begin Task data
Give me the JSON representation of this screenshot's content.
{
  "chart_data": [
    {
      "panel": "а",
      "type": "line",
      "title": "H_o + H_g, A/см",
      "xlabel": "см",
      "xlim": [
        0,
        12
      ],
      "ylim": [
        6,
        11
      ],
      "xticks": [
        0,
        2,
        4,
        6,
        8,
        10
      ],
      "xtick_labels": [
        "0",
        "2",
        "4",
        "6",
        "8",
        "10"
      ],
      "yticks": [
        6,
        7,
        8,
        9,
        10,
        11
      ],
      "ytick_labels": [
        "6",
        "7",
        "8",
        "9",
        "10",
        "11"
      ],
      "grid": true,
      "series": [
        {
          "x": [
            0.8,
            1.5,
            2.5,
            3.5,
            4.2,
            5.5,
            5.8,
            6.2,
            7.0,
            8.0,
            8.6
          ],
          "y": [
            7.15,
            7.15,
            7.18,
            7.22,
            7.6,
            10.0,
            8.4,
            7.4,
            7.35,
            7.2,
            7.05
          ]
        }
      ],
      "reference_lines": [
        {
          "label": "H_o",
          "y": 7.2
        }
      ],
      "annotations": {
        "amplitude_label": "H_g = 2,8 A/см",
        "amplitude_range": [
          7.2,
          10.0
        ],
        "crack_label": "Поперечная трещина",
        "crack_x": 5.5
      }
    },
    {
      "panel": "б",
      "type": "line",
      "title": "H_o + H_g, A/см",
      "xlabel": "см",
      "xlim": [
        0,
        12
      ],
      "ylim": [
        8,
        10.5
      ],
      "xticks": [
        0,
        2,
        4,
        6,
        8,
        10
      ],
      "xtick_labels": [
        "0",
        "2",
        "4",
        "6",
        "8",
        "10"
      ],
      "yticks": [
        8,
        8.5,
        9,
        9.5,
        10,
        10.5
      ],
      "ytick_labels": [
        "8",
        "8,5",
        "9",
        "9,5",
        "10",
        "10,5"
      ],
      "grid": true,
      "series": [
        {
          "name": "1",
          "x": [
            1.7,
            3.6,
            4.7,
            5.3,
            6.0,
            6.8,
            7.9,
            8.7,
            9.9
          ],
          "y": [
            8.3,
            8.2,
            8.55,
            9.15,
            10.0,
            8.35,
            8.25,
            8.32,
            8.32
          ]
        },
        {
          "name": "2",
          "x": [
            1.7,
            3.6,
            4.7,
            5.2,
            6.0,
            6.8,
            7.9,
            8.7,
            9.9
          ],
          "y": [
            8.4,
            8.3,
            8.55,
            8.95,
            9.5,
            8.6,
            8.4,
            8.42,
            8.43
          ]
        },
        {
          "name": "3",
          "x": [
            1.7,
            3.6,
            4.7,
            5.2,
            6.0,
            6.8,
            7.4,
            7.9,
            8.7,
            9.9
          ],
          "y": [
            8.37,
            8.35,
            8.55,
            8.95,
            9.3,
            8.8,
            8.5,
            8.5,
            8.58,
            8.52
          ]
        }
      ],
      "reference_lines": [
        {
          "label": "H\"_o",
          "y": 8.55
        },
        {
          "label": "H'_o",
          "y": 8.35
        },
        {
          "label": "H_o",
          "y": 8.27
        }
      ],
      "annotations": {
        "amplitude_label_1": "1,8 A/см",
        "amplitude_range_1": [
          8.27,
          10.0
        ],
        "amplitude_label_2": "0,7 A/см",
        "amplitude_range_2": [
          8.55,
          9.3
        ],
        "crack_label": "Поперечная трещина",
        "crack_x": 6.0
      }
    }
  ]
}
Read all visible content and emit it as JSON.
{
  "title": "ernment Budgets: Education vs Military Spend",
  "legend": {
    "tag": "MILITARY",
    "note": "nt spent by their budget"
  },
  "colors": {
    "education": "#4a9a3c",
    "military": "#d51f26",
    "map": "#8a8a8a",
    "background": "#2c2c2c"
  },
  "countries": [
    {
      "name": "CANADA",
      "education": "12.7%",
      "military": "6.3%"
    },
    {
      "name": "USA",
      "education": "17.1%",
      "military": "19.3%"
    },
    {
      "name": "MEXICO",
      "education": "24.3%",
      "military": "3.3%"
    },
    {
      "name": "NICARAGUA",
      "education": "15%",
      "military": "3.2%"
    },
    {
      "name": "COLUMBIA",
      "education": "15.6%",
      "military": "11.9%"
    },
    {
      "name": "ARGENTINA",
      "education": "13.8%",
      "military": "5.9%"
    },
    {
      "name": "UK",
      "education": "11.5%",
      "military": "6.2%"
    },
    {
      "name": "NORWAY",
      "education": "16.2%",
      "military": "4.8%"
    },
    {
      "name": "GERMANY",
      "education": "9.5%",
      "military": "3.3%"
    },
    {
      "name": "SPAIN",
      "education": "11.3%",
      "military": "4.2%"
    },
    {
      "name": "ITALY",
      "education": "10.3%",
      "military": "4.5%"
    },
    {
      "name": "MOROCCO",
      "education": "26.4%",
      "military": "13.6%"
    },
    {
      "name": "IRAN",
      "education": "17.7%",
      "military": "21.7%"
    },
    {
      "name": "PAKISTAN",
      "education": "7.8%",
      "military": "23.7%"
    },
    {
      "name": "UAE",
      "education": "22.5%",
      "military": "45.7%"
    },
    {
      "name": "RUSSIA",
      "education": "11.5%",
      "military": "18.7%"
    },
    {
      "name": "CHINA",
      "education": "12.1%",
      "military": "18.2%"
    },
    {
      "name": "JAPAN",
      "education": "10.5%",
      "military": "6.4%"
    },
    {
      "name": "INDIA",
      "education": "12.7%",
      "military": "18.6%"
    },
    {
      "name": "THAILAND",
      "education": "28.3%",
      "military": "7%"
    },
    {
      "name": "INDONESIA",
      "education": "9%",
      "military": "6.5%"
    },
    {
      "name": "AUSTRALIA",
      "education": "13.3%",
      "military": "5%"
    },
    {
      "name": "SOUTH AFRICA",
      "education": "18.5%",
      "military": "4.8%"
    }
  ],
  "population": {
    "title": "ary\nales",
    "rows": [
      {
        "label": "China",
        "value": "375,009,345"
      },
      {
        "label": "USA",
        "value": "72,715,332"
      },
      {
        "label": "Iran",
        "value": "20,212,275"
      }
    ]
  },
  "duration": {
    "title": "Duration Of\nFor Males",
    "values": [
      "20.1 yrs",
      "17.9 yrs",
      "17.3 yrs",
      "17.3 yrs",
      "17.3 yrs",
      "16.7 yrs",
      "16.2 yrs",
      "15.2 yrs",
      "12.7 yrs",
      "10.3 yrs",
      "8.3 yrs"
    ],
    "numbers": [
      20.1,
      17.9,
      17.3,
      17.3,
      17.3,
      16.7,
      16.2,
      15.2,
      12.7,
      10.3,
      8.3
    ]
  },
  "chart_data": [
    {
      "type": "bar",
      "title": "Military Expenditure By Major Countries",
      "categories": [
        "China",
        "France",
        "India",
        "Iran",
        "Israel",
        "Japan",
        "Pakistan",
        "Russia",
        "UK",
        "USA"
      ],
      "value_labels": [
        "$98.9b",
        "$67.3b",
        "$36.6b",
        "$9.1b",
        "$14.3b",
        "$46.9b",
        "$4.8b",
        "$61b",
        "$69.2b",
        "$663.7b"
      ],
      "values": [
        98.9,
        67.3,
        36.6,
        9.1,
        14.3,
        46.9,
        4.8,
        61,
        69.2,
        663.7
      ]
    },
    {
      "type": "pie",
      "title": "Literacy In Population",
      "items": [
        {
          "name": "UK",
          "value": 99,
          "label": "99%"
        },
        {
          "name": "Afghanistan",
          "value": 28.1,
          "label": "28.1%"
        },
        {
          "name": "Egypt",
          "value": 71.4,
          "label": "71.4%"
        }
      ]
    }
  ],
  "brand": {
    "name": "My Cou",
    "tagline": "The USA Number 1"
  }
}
end Task data
What you need to do:
Show every line above in which the word "type" occurs.

The solution:
      "type": "line",
      "type": "line",
      "type": "bar",
      "type": "pie",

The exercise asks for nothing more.